▶ **TEXTE FOURNI**
──────

Merci pour ce site et bonne journée 🙂
Nicolas Garnier
AuteurMerci Daphné pour cette précision sur l’enveloppe Soleau, je comptais faire une maj de cet article, vous m’avez devancé 🙂
Quant à l’originalité et le dépôt, je suis tout à fait d’accord à vous! C’est justement ce que je rappelle en introduction: Le dépôt crée une preuve de paternité (plus ou moins forte), un antécédent à faire valoir plus tard, mais pas une preuve d’originalité.
Bonne lecture sur le blog!
Lucas
AuteurBonjour Nicolas,
Tout d’abord, merci pour ton site, ça aide vraiment à s’y retrouver, c’est fun et bien écrit!
J’ai une question concernant la SACEM, car je souhaiterais m’y inscrire pour protéger mes premiers morceaux.
J’ai pu lire sur un autre site que l’adhérent s’interdit de conclure avec un tiers une convention portant sur les droits dont il a confié la gestion à la SACEM. Cela signifie qu’il ne peut plus, après avoir adhéré, fixer les conditions financières d’exploitation de ses œuvres, y compris lorsqu’il veut accorder cette autorisation à titre gracieux…Cela signifie qu’il faut réfléchir à deux fois avant de mettre les morceaux sur un site Web, qu’il soit communautaire ou personnel : la SACEM serait alors en droit d’exiger une redevance.
Cela s’applique seulement aux morceaux? C’est un peu flou pour moi, pourrais-tu me donner un cas concret? Par exemple, mon morceau est déjà présent sur les plateformes de streaming, je m’inscrit à la SACEM, qu’est ce que je ne peux plus faire?

──────

▶ **DONNÉES ÉTUDIÉES**
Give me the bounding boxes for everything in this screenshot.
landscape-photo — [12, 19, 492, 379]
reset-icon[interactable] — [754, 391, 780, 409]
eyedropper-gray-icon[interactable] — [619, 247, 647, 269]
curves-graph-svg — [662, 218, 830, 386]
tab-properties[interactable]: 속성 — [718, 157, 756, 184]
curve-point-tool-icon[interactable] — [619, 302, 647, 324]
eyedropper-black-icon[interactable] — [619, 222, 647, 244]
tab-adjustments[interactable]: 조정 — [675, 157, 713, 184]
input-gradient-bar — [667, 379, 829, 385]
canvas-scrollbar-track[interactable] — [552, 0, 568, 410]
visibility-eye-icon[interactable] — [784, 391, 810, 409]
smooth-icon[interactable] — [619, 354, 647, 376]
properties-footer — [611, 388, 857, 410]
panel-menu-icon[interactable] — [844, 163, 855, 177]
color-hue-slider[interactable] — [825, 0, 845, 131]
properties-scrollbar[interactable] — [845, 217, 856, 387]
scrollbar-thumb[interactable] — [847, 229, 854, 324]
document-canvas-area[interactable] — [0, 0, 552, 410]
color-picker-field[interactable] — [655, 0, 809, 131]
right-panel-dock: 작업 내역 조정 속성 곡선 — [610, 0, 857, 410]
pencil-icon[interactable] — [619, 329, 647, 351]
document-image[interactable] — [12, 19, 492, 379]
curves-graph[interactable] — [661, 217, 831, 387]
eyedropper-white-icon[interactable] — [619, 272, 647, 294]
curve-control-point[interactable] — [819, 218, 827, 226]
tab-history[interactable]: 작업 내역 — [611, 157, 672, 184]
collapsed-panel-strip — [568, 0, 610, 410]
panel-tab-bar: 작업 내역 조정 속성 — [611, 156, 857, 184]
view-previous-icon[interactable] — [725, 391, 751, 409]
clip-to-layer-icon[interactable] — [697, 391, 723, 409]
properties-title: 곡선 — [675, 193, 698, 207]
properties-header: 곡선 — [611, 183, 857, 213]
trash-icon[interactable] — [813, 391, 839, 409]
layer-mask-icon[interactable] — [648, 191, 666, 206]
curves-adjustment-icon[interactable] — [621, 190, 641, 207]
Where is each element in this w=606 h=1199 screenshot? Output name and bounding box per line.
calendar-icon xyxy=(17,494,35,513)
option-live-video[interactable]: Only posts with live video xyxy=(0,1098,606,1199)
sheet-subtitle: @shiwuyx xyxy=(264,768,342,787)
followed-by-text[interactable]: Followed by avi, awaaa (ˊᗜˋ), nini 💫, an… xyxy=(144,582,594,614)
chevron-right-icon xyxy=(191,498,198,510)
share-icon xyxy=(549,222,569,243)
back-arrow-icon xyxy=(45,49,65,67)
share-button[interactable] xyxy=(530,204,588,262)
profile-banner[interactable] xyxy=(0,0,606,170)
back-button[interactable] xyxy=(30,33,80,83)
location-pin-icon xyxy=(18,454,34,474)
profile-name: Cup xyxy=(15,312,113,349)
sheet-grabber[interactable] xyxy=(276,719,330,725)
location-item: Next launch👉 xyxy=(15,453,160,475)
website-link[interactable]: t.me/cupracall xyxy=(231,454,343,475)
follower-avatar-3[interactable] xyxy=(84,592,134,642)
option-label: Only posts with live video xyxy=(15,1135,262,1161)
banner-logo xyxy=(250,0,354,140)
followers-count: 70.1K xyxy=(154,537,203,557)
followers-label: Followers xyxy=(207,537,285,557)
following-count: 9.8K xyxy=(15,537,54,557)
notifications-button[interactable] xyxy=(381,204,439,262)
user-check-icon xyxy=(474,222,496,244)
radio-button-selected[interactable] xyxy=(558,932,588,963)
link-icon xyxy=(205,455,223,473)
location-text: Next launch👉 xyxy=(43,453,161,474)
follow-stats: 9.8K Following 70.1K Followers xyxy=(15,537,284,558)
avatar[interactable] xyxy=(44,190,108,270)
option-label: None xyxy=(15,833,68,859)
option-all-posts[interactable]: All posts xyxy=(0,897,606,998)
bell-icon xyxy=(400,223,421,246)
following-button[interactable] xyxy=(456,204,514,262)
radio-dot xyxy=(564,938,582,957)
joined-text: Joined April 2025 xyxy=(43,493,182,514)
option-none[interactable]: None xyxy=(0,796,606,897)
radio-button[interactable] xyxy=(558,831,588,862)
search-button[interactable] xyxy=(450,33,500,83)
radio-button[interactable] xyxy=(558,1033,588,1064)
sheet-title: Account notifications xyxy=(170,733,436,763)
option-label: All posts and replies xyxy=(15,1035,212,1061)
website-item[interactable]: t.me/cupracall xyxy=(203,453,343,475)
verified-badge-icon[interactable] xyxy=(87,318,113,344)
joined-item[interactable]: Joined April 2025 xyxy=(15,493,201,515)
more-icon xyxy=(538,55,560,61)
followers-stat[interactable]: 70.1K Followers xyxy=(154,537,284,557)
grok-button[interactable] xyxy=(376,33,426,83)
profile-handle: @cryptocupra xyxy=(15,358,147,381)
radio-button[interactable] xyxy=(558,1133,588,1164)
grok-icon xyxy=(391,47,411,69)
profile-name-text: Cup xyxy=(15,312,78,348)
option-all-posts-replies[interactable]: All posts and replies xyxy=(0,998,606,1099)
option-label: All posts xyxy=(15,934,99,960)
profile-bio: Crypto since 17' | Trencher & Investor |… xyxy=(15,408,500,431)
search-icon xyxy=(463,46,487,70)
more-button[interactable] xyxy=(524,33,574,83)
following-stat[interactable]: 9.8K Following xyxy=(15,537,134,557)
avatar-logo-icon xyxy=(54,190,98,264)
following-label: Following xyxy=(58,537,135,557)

──────

▶ **TRAVAIL DEMANDÉ**
A. D'après l'échange sur la protection des œuvres musicales, pourquoi faut-il réfléchir à deux fois avant de mettre ses morceaux sur un site Web une fois adhérent à la SACEM ? Répondez en une à trois phrases.
B. Reprenez l'échange sur la protection des œuvres musicales à la suite de sa dernière phrase.
Les enregistrements n'interviennent en rien dans ce travail.

▶ **RÉPONSES FOURNIES**
A. L'adhérent s'interdit de conclure avec un tiers une convention portant sur les droits dont il a confié la gestion à la SACEM. Il ne peut donc plus fixer lui-même les conditions financières d'exploitation de ses œuvres, même pour une autorisation accordée à titre gracieux. La SACEM serait alors en droit d'exiger une redevance.

B.
Si je créé un clip vidéo d’une musique et je que je le poste ensuite sur youtube, je dois le déclarer également à la SACEM?
Et si je choisis de vendre des produits dérivés comme des tablatures de mes morceaux, à travers une plateforme de financement participatif, est-ce que cela pose problème?
Merci d’avance pour ta réponse et bonne continuation!
Nicolas Garnier
AuteurBonjour Lucas et merci pour ton appréciation!
Effectivement quand tu adhères à la SACEM (et je t’encourage à le faire) tu acceptes qu’elle collecte et qu’elle répartisse pour toi les droits de reproduction et de diffusion liés à tes oeuvres. Et elle le fait auprès des diffuseurs et exploitants selon ses méthodes et ses tarifs (qui sont décidés au global pour l’ensemble des auteurs, pour que ça profite à tous, et le plus possible). Tu la mandates pour ça. Par ex, pour un passage radio, si tu es membre SACEM tu ne peux pas demander à la radio de te verser tes droits d’auteur directement. Ça devra passer par la SACEM, puisque tu l’as mandatée pour ça.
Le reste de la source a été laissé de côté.